§ Exercise: The listing must be reproduced in full, exactly as it stands.

(Stored data entries)
◇ ◇ ◇ ◇ ◇ ◇ ◇

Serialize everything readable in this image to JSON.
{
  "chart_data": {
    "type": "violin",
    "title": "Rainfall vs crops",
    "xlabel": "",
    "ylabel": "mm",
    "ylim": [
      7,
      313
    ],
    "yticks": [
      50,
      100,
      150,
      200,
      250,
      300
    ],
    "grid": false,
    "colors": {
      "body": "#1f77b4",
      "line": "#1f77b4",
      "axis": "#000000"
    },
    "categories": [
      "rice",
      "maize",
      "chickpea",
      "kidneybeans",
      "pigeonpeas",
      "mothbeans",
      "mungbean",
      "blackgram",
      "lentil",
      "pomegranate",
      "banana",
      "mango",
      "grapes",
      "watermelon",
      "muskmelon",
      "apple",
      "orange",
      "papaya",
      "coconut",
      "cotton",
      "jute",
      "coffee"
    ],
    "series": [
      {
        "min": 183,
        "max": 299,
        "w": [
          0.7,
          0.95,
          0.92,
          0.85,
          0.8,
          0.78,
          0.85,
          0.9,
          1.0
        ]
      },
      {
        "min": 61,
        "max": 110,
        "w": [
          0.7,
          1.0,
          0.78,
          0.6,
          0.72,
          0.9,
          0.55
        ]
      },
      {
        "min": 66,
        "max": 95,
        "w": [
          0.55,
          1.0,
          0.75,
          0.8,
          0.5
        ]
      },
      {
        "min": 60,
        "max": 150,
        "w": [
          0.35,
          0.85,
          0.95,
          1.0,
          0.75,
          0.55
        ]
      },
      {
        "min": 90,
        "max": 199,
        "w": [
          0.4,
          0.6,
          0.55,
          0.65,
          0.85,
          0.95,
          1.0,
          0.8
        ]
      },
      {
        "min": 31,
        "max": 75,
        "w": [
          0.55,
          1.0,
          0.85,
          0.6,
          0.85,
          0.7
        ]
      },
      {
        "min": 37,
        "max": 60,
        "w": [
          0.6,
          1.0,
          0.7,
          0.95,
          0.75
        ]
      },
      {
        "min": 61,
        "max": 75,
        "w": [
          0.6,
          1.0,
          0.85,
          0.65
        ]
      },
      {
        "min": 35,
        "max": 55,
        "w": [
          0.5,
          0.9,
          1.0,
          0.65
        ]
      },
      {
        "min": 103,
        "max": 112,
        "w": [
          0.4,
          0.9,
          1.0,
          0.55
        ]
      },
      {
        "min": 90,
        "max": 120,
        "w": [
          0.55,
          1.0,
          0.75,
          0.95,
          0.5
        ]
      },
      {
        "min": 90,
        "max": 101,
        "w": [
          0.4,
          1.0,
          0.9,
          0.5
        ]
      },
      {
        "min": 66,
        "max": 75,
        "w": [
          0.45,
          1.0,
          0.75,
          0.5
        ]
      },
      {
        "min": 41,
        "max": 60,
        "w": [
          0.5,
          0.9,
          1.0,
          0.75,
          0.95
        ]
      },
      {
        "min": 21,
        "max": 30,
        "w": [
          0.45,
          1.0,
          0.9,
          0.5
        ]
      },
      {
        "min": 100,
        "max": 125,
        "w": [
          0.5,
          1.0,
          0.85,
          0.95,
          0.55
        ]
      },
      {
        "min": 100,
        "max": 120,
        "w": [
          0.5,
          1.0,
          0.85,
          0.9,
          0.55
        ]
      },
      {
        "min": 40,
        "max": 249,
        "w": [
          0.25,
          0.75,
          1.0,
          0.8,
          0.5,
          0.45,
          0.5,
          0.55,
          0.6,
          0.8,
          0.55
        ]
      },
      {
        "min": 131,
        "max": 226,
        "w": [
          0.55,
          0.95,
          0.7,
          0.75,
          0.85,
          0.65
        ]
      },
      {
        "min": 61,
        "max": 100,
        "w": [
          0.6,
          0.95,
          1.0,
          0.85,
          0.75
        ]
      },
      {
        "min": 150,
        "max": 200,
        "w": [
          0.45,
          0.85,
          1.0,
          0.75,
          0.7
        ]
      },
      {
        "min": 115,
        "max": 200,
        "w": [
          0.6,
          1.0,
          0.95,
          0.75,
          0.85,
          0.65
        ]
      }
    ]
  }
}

◇ ◇ ◇ ◇ ◇ ◇ ◇

§ Output for this exercise:
Serialize everything readable in this image to JSON.
{
  "chart_data": {
    "type": "violin",
    "title": "Rainfall vs crops",
    "xlabel": "",
    "ylabel": "mm",
    "ylim": [
      7,
      313
    ],
    "yticks": [
      50,
      100,
      150,
      200,
      250,
      300
    ],
    "grid": false,
    "colors": {
      "body": "#1f77b4",
      "line": "#1f77b4",
      "axis": "#000000"
    },
    "categories": [
      "rice",
      "maize",
      "chickpea",
      "kidneybeans",
      "pigeonpeas",
      "mothbeans",
      "mungbean",
      "blackgram",
      "lentil",
      "pomegranate",
      "banana",
      "mango",
      "grapes",
      "watermelon",
      "muskmelon",
      "apple",
      "orange",
      "papaya",
      "coconut",
      "cotton",
      "jute",
      "coffee"
    ],
    "series": [
      {
        "min": 183,
        "max": 299,
        "w": [
          0.7,
          0.95,
          0.92,
          0.85,
          0.8,
          0.78,
          0.85,
          0.9,
          1.0
        ]
      },
      {
        "min": 61,
        "max": 110,
        "w": [
          0.7,
          1.0,
          0.78,
          0.6,
          0.72,
          0.9,
          0.55
        ]
      },
      {
        "min": 66,
        "max": 95,
        "w": [
          0.55,
          1.0,
          0.75,
          0.8,
          0.5
        ]
      },
      {
        "min": 60,
        "max": 150,
        "w": [
          0.35,
          0.85,
          0.95,
          1.0,
          0.75,
          0.55
        ]
      },
      {
        "min": 90,
        "max": 199,
        "w": [
          0.4,
          0.6,
          0.55,
          0.65,
          0.85,
          0.95,
          1.0,
          0.8
        ]
      },
      {
        "min": 31,
        "max": 75,
        "w": [
          0.55,
          1.0,
          0.85,
          0.6,
          0.85,
          0.7
        ]
      },
      {
        "min": 37,
        "max": 60,
        "w": [
          0.6,
          1.0,
          0.7,
          0.95,
          0.75
        ]
      },
      {
        "min": 61,
        "max": 75,
        "w": [
          0.6,
          1.0,
          0.85,
          0.65
        ]
      },
      {
        "min": 35,
        "max": 55,
        "w": [
          0.5,
          0.9,
          1.0,
          0.65
        ]
      },
      {
        "min": 103,
        "max": 112,
        "w": [
          0.4,
          0.9,
          1.0,
          0.55
        ]
      },
      {
        "min": 90,
        "max": 120,
        "w": [
          0.55,
          1.0,
          0.75,
          0.95,
          0.5
        ]
      },
      {
        "min": 90,
        "max": 101,
        "w": [
          0.4,
          1.0,
          0.9,
          0.5
        ]
      },
      {
        "min": 66,
        "max": 75,
        "w": [
          0.45,
          1.0,
          0.75,
          0.5
        ]
      },
      {
        "min": 41,
        "max": 60,
        "w": [
          0.5,
          0.9,
          1.0,
          0.75,
          0.95
        ]
      },
      {
        "min": 21,
        "max": 30,
        "w": [
          0.45,
          1.0,
          0.9,
          0.5
        ]
      },
      {
        "min": 100,
        "max": 125,
        "w": [
          0.5,
          1.0,
          0.85,
          0.95,
          0.55
        ]
      },
      {
        "min": 100,
        "max": 120,
        "w": [
          0.5,
          1.0,
          0.85,
          0.9,
          0.55
        ]
      },
      {
        "min": 40,
        "max": 249,
        "w": [
          0.25,
          0.75,
          1.0,
          0.8,
          0.5,
          0.45,
          0.5,
          0.55,
          0.6,
          0.8,
          0.55
        ]
      },
      {
        "min": 131,
        "max": 226,
        "w": [
          0.55,
          0.95,
          0.7,
          0.75,
          0.85,
          0.65
        ]
      },
      {
        "min": 61,
        "max": 100,
        "w": [
          0.6,
          0.95,
          1.0,
          0.85,
          0.75
        ]
      },
      {
        "min": 150,
        "max": 200,
        "w": [
          0.45,
          0.85,
          1.0,
          0.75,
          0.7
        ]
      },
      {
        "min": 115,
        "max": 200,
        "w": [
          0.6,
          1.0,
          0.95,
          0.75,
          0.85,
          0.65
        ]
      }
    ]
  }
}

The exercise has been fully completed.